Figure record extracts
+++

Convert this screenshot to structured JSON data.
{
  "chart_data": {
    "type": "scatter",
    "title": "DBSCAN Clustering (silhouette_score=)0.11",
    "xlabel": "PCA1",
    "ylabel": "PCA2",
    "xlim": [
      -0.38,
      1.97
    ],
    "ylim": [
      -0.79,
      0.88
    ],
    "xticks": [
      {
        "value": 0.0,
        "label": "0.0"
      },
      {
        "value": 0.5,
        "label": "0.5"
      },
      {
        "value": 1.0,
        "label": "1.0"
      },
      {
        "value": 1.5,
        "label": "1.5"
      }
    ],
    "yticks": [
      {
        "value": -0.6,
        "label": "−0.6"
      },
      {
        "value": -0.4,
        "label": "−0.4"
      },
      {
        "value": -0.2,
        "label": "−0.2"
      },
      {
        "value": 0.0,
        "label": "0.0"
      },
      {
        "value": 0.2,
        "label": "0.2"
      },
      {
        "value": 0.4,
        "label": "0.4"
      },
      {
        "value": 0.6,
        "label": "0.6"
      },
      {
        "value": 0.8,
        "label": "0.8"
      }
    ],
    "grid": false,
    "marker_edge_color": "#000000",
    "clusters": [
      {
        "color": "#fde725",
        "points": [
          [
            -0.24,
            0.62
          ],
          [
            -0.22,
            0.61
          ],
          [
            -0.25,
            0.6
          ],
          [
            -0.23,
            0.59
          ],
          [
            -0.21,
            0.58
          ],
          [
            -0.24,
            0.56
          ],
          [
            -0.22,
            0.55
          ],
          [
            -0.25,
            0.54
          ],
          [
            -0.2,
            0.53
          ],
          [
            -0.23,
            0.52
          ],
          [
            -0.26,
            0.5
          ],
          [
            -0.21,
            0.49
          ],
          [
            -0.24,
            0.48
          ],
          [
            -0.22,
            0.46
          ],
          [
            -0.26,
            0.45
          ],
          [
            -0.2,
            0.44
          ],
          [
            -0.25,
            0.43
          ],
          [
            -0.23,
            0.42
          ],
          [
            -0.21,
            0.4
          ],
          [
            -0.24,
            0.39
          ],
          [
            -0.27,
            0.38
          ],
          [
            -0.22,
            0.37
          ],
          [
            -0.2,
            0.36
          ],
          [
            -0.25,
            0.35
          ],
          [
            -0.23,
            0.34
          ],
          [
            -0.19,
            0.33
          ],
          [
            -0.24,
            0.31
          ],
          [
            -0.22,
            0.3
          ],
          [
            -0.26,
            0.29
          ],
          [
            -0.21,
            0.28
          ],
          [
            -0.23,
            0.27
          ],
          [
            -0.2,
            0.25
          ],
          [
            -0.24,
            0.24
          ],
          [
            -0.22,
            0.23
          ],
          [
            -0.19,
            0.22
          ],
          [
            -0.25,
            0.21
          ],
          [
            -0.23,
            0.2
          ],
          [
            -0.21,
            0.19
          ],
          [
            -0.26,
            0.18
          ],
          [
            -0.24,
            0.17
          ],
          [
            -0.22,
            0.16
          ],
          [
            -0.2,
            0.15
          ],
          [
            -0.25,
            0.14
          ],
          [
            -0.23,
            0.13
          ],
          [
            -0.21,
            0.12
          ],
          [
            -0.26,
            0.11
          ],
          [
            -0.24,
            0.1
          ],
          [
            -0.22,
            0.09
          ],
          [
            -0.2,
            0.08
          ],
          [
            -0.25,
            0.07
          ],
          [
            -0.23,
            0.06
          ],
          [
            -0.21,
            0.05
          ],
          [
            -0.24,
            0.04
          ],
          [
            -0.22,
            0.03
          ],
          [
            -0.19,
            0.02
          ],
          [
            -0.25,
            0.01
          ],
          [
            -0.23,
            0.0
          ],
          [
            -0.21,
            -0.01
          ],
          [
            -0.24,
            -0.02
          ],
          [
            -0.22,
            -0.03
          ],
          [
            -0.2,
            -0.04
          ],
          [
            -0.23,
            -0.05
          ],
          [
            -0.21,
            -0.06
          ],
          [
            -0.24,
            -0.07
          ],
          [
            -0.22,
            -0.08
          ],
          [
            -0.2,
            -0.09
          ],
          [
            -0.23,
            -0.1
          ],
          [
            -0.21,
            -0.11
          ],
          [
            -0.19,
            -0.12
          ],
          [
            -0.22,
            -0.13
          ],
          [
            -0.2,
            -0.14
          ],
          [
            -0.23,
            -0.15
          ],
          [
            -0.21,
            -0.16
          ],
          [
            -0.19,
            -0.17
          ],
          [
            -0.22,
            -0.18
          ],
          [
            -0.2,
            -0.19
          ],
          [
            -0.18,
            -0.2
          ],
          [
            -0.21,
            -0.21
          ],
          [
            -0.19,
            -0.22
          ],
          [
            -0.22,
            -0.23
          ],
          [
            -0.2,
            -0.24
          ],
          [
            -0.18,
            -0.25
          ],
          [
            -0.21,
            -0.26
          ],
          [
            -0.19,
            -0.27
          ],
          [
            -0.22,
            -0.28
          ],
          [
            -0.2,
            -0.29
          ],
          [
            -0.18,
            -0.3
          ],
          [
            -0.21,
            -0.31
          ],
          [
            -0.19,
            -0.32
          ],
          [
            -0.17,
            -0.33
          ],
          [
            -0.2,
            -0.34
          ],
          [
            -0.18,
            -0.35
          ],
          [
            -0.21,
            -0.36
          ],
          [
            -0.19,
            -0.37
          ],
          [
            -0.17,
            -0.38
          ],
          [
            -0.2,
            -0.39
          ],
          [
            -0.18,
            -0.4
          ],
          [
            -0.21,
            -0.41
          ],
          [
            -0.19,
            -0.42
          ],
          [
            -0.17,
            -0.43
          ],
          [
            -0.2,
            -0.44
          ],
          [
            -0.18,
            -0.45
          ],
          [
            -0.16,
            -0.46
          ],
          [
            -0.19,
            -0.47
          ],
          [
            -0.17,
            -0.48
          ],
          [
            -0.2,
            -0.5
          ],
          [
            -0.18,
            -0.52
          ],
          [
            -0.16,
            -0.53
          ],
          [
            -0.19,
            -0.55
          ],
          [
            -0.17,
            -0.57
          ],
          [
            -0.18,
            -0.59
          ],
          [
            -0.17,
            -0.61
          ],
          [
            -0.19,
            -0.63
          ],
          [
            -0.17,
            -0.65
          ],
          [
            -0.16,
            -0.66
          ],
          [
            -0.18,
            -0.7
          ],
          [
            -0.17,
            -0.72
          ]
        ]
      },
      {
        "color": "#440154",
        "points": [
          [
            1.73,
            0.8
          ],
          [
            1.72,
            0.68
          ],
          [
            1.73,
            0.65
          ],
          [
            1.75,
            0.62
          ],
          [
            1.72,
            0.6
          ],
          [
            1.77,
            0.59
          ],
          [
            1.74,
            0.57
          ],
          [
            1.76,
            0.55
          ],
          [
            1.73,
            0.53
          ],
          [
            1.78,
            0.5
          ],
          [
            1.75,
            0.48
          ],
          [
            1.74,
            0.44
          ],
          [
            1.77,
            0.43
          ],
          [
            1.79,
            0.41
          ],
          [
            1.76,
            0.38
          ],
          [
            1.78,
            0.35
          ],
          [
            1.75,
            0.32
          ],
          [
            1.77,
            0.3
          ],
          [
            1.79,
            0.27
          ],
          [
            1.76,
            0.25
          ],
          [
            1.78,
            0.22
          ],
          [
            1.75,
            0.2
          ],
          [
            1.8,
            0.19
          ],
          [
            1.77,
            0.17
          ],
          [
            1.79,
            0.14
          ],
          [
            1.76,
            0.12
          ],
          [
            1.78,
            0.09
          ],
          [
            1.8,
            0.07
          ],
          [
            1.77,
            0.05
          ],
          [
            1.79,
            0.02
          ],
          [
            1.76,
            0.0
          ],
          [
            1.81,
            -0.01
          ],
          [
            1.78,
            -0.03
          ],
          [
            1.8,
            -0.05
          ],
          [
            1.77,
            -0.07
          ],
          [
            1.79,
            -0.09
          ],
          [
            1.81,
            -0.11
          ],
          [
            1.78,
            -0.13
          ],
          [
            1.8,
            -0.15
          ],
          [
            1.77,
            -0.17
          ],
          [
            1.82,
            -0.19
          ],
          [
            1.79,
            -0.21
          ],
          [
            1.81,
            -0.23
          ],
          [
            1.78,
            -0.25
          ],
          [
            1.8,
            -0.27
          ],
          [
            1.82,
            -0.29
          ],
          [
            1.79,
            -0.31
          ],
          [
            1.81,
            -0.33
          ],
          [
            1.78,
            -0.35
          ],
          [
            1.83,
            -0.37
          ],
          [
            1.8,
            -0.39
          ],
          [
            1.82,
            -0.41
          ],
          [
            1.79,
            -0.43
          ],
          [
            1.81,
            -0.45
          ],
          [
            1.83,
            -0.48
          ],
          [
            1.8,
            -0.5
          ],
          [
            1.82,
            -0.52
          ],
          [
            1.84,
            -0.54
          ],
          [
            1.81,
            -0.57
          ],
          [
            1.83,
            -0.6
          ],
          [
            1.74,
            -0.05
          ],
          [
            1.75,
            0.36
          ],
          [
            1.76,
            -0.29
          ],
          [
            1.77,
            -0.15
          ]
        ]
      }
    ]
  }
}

+++

Set task:
Scan the listing above. Gather each line that contains the word "value".

Response:
        "value": 0.0,
        "value": 0.5,
        "value": 1.0,
        "value": 1.5,
        "value": -0.6,
        "value": -0.4,
        "value": -0.2,
        "value": 0.0,
        "value": 0.2,
        "value": 0.4,
        "value": 0.6,
        "value": 0.8,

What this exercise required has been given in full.